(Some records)
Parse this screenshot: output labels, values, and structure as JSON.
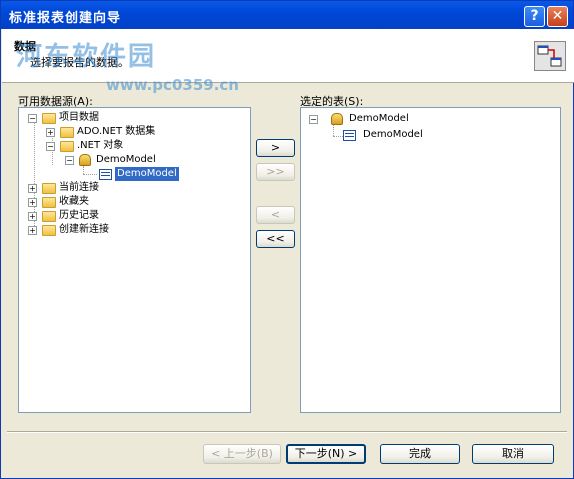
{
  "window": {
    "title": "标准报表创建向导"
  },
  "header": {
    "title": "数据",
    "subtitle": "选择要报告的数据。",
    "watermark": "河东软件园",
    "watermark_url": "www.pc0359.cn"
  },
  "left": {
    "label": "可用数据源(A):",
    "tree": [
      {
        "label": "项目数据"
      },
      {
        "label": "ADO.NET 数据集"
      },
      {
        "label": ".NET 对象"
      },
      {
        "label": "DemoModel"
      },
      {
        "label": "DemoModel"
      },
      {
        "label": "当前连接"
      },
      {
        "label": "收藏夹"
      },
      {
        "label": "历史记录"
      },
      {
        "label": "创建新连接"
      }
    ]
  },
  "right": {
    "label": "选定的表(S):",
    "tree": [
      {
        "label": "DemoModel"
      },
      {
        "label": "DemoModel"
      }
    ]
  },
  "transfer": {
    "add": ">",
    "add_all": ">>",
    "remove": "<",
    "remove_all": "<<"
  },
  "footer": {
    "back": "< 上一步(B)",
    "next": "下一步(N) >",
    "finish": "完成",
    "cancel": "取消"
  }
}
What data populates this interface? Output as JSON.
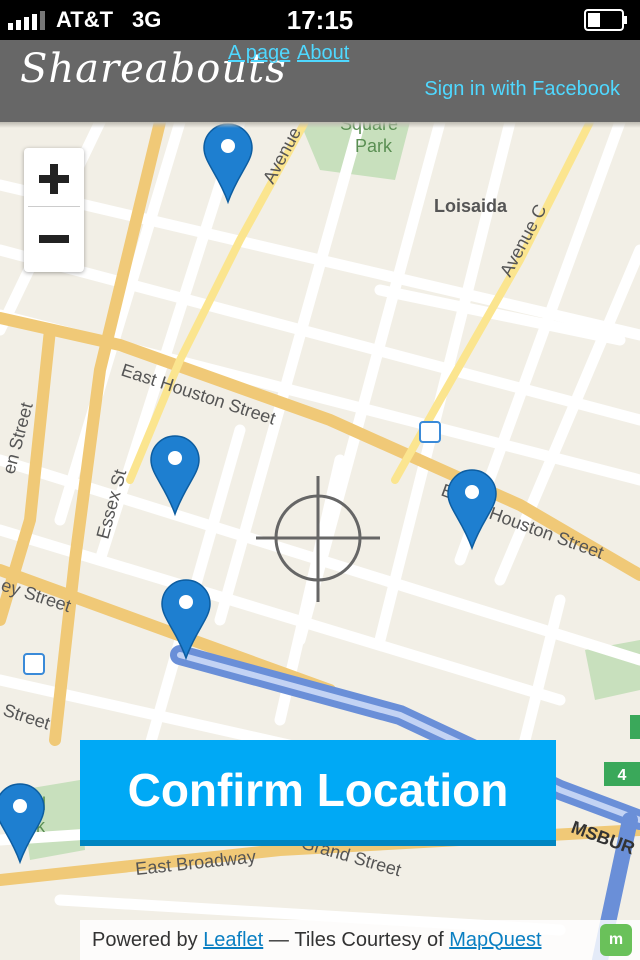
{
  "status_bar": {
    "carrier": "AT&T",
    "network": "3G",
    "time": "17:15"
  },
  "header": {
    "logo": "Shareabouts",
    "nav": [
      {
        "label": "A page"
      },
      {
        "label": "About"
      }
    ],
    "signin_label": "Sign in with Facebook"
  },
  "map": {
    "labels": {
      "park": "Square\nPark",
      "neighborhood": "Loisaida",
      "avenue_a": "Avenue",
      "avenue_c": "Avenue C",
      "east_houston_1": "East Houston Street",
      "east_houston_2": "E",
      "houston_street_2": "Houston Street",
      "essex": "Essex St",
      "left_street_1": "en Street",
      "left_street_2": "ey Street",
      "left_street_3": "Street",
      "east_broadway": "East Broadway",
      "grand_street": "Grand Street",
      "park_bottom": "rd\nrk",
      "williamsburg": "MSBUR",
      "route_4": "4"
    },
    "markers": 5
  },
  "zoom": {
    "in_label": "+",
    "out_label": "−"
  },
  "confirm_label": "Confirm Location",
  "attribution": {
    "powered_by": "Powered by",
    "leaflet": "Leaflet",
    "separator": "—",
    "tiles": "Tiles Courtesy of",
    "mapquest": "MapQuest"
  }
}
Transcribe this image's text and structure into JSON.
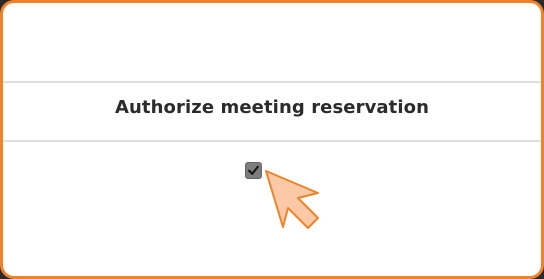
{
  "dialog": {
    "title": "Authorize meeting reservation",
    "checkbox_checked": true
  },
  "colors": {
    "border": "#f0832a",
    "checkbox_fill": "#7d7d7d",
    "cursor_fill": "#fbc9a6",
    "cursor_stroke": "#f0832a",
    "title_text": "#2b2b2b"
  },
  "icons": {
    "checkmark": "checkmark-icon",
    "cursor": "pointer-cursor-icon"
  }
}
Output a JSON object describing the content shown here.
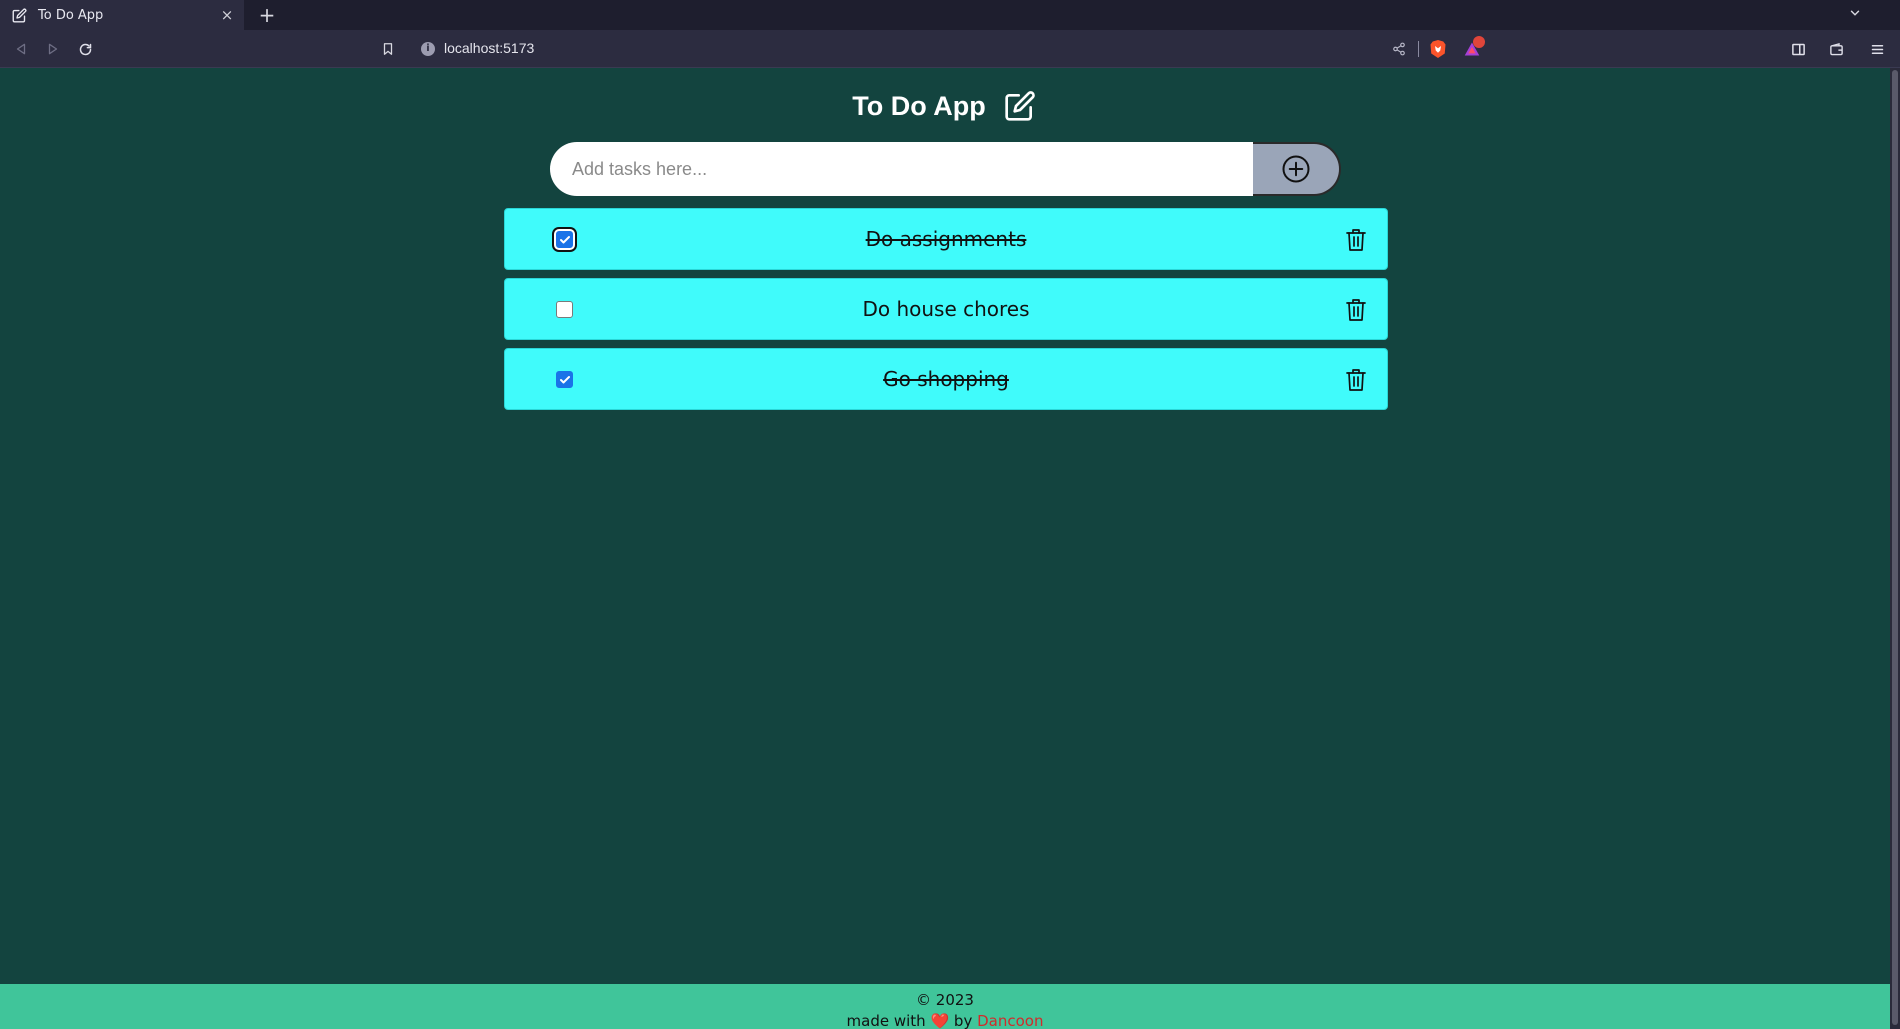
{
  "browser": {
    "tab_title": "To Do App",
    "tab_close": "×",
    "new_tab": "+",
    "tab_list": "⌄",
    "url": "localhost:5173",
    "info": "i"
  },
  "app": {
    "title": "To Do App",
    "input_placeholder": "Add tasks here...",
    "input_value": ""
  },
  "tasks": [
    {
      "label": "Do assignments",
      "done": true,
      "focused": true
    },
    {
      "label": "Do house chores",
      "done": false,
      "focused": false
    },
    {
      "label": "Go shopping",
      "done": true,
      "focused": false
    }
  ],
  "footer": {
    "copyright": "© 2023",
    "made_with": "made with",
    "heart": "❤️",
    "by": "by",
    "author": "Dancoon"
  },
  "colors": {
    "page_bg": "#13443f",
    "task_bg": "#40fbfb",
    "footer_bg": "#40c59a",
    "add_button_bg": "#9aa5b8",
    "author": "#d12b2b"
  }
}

> _Set task_
In the entries above, some lines may contain the string "this"; report how many, without additional comment.

> _Final result_
3